WHAT THIS TASK INVOLVES
Find how many lines hold the word "JSON". Give only the number.

INFORMATION GIVEN

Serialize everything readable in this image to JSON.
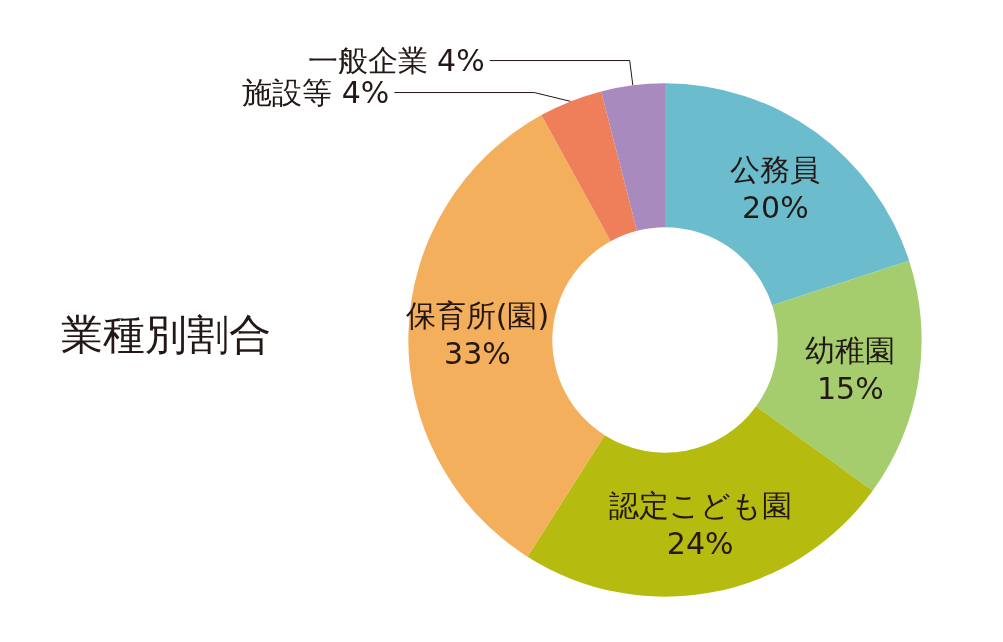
{
  "chart_data": {
    "type": "donut",
    "title": "業種別割合",
    "categories": [
      "公務員",
      "幼稚園",
      "認定こども園",
      "保育所(園)",
      "施設等",
      "一般企業"
    ],
    "values": [
      20,
      15,
      24,
      33,
      4,
      4
    ],
    "value_labels": [
      "20%",
      "15%",
      "24%",
      "33%",
      "4%",
      "4%"
    ],
    "colors": [
      "#6bbccc",
      "#a5cd6e",
      "#b5bb0f",
      "#f4af5c",
      "#ef7f5b",
      "#a98abf"
    ],
    "legend": false
  }
}
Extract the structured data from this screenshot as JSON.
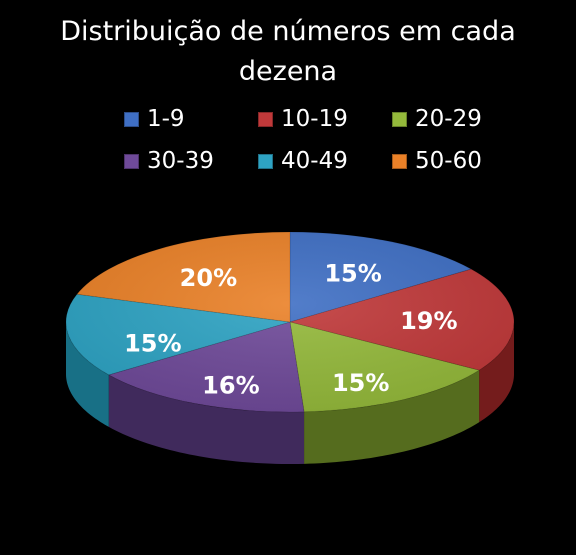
{
  "chart_data": {
    "type": "pie",
    "title_lines": [
      "Distribuição de números em cada",
      "dezena"
    ],
    "categories": [
      "1-9",
      "10-19",
      "20-29",
      "30-39",
      "40-49",
      "50-60"
    ],
    "values": [
      15,
      19,
      15,
      16,
      15,
      20
    ],
    "data_labels": [
      "15%",
      "19%",
      "15%",
      "16%",
      "15%",
      "20%"
    ],
    "colors": [
      "#3f6fc4",
      "#c0393a",
      "#94b93b",
      "#6f4a99",
      "#2ea3c3",
      "#ea8128"
    ],
    "side_colors": [
      "#22417a",
      "#741c1c",
      "#556c1e",
      "#402a5c",
      "#187086",
      "#9a5212"
    ],
    "legend_position": "top",
    "style": "3d-pie",
    "start_angle_deg": 0,
    "direction": "clockwise"
  }
}
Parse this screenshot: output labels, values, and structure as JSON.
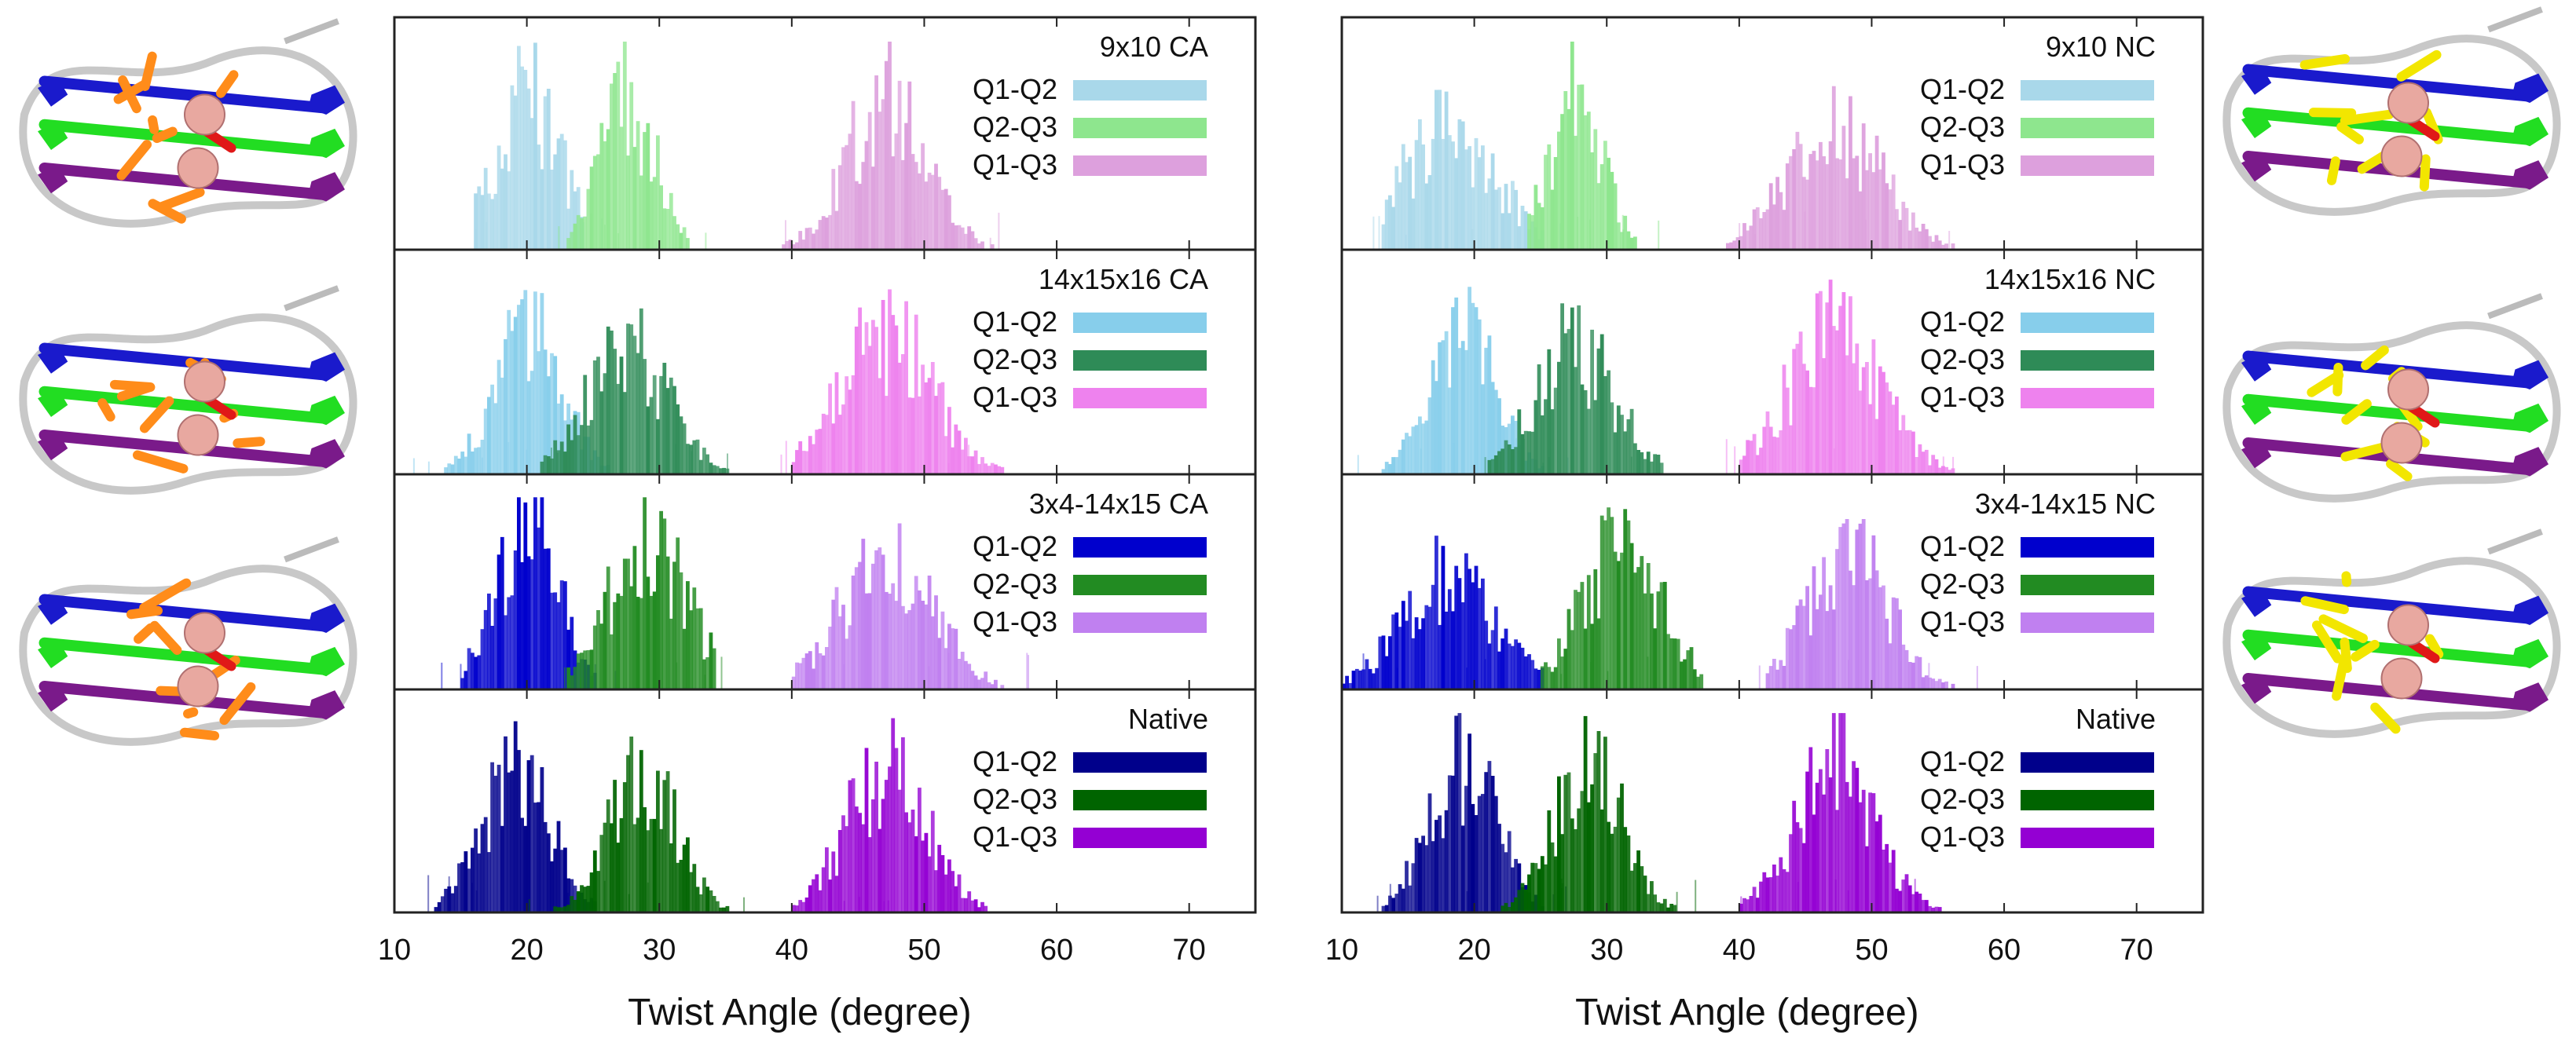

WRITTEN ANSWER
3